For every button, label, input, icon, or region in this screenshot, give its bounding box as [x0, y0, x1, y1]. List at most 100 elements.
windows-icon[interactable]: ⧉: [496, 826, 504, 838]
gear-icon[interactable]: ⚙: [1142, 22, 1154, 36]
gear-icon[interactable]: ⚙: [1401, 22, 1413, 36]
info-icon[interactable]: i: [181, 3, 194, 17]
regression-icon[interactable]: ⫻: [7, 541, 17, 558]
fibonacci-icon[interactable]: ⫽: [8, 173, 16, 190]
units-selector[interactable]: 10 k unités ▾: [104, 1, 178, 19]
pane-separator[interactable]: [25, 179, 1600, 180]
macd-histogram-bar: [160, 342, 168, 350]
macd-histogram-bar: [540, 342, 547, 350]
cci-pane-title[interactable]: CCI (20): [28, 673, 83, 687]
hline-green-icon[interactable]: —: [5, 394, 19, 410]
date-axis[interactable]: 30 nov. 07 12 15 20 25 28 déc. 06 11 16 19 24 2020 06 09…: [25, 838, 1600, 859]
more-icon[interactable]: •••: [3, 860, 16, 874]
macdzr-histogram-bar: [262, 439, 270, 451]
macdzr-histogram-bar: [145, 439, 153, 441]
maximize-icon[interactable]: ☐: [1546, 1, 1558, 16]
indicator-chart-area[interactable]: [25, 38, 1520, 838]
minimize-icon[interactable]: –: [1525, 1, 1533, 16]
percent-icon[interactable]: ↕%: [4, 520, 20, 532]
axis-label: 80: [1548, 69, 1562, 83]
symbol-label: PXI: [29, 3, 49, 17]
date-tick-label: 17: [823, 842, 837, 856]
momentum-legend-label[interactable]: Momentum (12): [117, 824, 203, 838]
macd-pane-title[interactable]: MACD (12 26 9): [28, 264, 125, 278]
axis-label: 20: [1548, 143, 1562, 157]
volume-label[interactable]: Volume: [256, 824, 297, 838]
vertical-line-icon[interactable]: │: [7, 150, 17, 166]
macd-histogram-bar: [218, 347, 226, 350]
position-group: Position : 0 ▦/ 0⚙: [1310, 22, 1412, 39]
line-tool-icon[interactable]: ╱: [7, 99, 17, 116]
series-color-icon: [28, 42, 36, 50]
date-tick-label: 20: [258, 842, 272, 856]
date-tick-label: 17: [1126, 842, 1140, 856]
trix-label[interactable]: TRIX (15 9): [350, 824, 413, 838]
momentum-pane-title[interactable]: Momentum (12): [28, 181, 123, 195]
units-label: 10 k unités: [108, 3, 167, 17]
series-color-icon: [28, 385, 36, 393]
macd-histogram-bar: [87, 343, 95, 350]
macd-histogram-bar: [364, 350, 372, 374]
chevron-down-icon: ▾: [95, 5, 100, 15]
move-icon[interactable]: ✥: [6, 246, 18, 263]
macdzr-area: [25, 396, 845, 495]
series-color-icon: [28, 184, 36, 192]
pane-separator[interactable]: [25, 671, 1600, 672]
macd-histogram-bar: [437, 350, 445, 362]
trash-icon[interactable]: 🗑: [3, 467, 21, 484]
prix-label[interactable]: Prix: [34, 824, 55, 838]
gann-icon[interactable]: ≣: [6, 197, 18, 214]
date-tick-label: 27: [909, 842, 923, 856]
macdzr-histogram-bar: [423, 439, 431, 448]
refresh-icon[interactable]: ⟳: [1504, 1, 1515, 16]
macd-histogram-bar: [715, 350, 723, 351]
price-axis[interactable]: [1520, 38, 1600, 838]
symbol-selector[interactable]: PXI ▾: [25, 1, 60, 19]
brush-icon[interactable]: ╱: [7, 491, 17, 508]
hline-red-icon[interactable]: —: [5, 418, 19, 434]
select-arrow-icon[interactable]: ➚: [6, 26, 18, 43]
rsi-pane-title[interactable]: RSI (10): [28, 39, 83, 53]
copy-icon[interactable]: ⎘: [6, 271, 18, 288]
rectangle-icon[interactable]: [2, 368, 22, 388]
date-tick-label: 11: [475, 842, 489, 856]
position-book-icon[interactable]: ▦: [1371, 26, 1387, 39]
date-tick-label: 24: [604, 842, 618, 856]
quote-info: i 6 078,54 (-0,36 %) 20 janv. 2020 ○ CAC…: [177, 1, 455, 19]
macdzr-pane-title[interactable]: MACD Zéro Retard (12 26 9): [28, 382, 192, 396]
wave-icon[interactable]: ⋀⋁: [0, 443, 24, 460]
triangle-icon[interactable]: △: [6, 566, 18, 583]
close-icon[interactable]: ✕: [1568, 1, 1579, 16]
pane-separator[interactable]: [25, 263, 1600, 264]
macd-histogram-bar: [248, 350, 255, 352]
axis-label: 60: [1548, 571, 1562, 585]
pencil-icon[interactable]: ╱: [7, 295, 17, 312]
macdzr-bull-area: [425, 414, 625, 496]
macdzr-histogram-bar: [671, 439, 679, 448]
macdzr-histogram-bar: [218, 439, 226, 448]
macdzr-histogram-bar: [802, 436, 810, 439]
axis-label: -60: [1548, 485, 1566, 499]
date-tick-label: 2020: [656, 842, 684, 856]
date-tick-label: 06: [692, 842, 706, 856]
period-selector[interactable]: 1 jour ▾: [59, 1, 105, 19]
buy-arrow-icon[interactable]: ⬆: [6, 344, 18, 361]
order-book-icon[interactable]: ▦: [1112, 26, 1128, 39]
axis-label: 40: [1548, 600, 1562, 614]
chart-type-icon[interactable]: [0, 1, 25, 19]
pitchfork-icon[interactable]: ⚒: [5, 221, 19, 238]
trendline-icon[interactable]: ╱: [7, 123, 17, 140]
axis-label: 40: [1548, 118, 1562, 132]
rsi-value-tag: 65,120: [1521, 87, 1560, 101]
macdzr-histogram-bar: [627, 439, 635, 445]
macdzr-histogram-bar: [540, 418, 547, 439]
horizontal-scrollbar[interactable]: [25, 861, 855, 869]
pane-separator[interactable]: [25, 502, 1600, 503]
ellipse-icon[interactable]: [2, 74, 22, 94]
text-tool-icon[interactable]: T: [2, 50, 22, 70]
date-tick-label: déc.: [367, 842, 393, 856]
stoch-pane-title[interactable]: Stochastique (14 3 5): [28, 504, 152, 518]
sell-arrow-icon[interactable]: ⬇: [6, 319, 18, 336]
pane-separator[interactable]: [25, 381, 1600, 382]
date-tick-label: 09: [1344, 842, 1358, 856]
* * * * * * *
### Problem to solve
Put each line of the material above into a Markdown table with two columns, Row and Line, numbering the rows and leaving out any blank lines.

### Full output
| Row | Line |
|---|---|
| 1 | For every button, label, input, icon, or region in this screenshot, give its bounding box as [x0, y0, x1, y1]. List at most 100 elements. |
| 2 | windows-icon[interactable]: ⧉: [496, 826, 504, 838] |
| 3 | gear-icon[interactable]: ⚙: [1142, 22, 1154, 36] |
| 4 | gear-icon[interactable]: ⚙: [1401, 22, 1413, 36] |
| 5 | info-icon[interactable]: i: [181, 3, 194, 17] |
| 6 | regression-icon[interactable]: ⫻: [7, 541, 17, 558] |
| 7 | fibonacci-icon[interactable]: ⫽: [8, 173, 16, 190] |
| 8 | units-selector[interactable]: 10 k unités ▾: [104, 1, 178, 19] |
| 9 | pane-separator[interactable]: [25, 179, 1600, 180] |
| 10 | macd-histogram-bar: [160, 342, 168, 350] |
| 11 | macd-histogram-bar: [540, 342, 547, 350] |
| 12 | cci-pane-title[interactable]: CCI (20): [28, 673, 83, 687] |
| 13 | hline-green-icon[interactable]: —: [5, 394, 19, 410] |
| 14 | date-axis[interactable]: 30 nov. 07 12 15 20 25 28 déc. 06 11 16 19 24 2020 06 09…: [25, 838, 1600, 859] |
| 15 | more-icon[interactable]: •••: [3, 860, 16, 874] |
| 16 | macdzr-histogram-bar: [262, 439, 270, 451] |
| 17 | macdzr-histogram-bar: [145, 439, 153, 441] |
| 18 | maximize-icon[interactable]: ☐: [1546, 1, 1558, 16] |
| 19 | indicator-chart-area[interactable]: [25, 38, 1520, 838] |
| 20 | minimize-icon[interactable]: –: [1525, 1, 1533, 16] |
| 21 | percent-icon[interactable]: ↕%: [4, 520, 20, 532] |
| 22 | axis-label: 80: [1548, 69, 1562, 83] |
| 23 | symbol-label: PXI: [29, 3, 49, 17] |
| 24 | date-tick-label: 17: [823, 842, 837, 856] |
| 25 | momentum-legend-label[interactable]: Momentum (12): [117, 824, 203, 838] |
| 26 | macd-pane-title[interactable]: MACD (12 26 9): [28, 264, 125, 278] |
| 27 | axis-label: 20: [1548, 143, 1562, 157] |
| 28 | volume-label[interactable]: Volume: [256, 824, 297, 838] |
| 29 | vertical-line-icon[interactable]: │: [7, 150, 17, 166] |
| 30 | macd-histogram-bar: [218, 347, 226, 350] |
| 31 | position-group: Position : 0 ▦/ 0⚙: [1310, 22, 1412, 39] |
| 32 | line-tool-icon[interactable]: ╱: [7, 99, 17, 116] |
| 33 | series-color-icon: [28, 42, 36, 50] |
| 34 | date-tick-label: 20: [258, 842, 272, 856] |
| 35 | date-tick-label: 17: [1126, 842, 1140, 856] |
| 36 | trix-label[interactable]: TRIX (15 9): [350, 824, 413, 838] |
| 37 | momentum-pane-title[interactable]: Momentum (12): [28, 181, 123, 195] |
| 38 | units-label: 10 k unités: [108, 3, 167, 17] |
| 39 | series-color-icon: [28, 385, 36, 393] |
| 40 | macd-histogram-bar: [87, 343, 95, 350] |
| 41 | macd-histogram-bar: [364, 350, 372, 374] |
| 42 | chevron-down-icon: ▾: [95, 5, 100, 15] |
| 43 | move-icon[interactable]: ✥: [6, 246, 18, 263] |
| 44 | macdzr-area: [25, 396, 845, 495] |
| 45 | series-color-icon: [28, 184, 36, 192] |
| 46 | pane-separator[interactable]: [25, 671, 1600, 672] |
| 47 | macd-histogram-bar: [437, 350, 445, 362] |
| 48 | trash-icon[interactable]: 🗑: [3, 467, 21, 484] |
| 49 | prix-label[interactable]: Prix: [34, 824, 55, 838] |
| 50 | gann-icon[interactable]: ≣: [6, 197, 18, 214] |
| 51 | date-tick-label: 27: [909, 842, 923, 856] |
| 52 | macdzr-histogram-bar: [423, 439, 431, 448] |
| 53 | refresh-icon[interactable]: ⟳: [1504, 1, 1515, 16] |
| 54 | macd-histogram-bar: [715, 350, 723, 351] |
| 55 | price-axis[interactable]: [1520, 38, 1600, 838] |
| 56 | symbol-selector[interactable]: PXI ▾: [25, 1, 60, 19] |
| 57 | brush-icon[interactable]: ╱: [7, 491, 17, 508] |
| 58 | hline-red-icon[interactable]: —: [5, 418, 19, 434] |
| 59 | select-arrow-icon[interactable]: ➚: [6, 26, 18, 43] |
| 60 | rsi-pane-title[interactable]: RSI (10): [28, 39, 83, 53] |
| 61 | copy-icon[interactable]: ⎘: [6, 271, 18, 288] |
| 62 | rectangle-icon[interactable]: [2, 368, 22, 388] |
| 63 | date-tick-label: 11: [475, 842, 489, 856] |
| 64 | position-book-icon[interactable]: ▦: [1371, 26, 1387, 39] |
| 65 | date-tick-label: 24: [604, 842, 618, 856] |
| 66 | quote-info: i 6 078,54 (-0,36 %) 20 janv. 2020 ○ CAC…: [177, 1, 455, 19] |
| 67 | macdzr-pane-title[interactable]: MACD Zéro Retard (12 26 9): [28, 382, 192, 396] |
| 68 | wave-icon[interactable]: ⋀⋁: [0, 443, 24, 460] |
| 69 | triangle-icon[interactable]: △: [6, 566, 18, 583] |
| 70 | close-icon[interactable]: ✕: [1568, 1, 1579, 16] |
| 71 | pane-separator[interactable]: [25, 263, 1600, 264] |
| 72 | macd-histogram-bar: [248, 350, 255, 352] |
| 73 | axis-label: 60: [1548, 571, 1562, 585] |
| 74 | pencil-icon[interactable]: ╱: [7, 295, 17, 312] |
| 75 | macdzr-bull-area: [425, 414, 625, 496] |
| 76 | macdzr-histogram-bar: [671, 439, 679, 448] |
| 77 | macdzr-histogram-bar: [218, 439, 226, 448] |
| 78 | macdzr-histogram-bar: [802, 436, 810, 439] |
| 79 | axis-label: -60: [1548, 485, 1566, 499] |
| 80 | date-tick-label: 2020: [656, 842, 684, 856] |
| 81 | date-tick-label: 06: [692, 842, 706, 856] |
| 82 | period-selector[interactable]: 1 jour ▾: [59, 1, 105, 19] |
| 83 | buy-arrow-icon[interactable]: ⬆: [6, 344, 18, 361] |
| 84 | order-book-icon[interactable]: ▦: [1112, 26, 1128, 39] |
| 85 | axis-label: 40: [1548, 600, 1562, 614] |
| 86 | chart-type-icon[interactable]: [0, 1, 25, 19] |
| 87 | pitchfork-icon[interactable]: ⚒: [5, 221, 19, 238] |
| 88 | trendline-icon[interactable]: ╱: [7, 123, 17, 140] |
| 89 | axis-label: 40: [1548, 118, 1562, 132] |
| 90 | rsi-value-tag: 65,120: [1521, 87, 1560, 101] |
| 91 | macdzr-histogram-bar: [627, 439, 635, 445] |
| 92 | macdzr-histogram-bar: [540, 418, 547, 439] |
| 93 | horizontal-scrollbar[interactable]: [25, 861, 855, 869] |
| 94 | pane-separator[interactable]: [25, 502, 1600, 503] |
| 95 | ellipse-icon[interactable]: [2, 74, 22, 94] |
| 96 | text-tool-icon[interactable]: T: [2, 50, 22, 70] |
| 97 | date-tick-label: déc.: [367, 842, 393, 856] |
| 98 | stoch-pane-title[interactable]: Stochastique (14 3 5): [28, 504, 152, 518] |
| 99 | sell-arrow-icon[interactable]: ⬇: [6, 319, 18, 336] |
| 100 | pane-separator[interactable]: [25, 381, 1600, 382] |
| 101 | date-tick-label: 09: [1344, 842, 1358, 856] |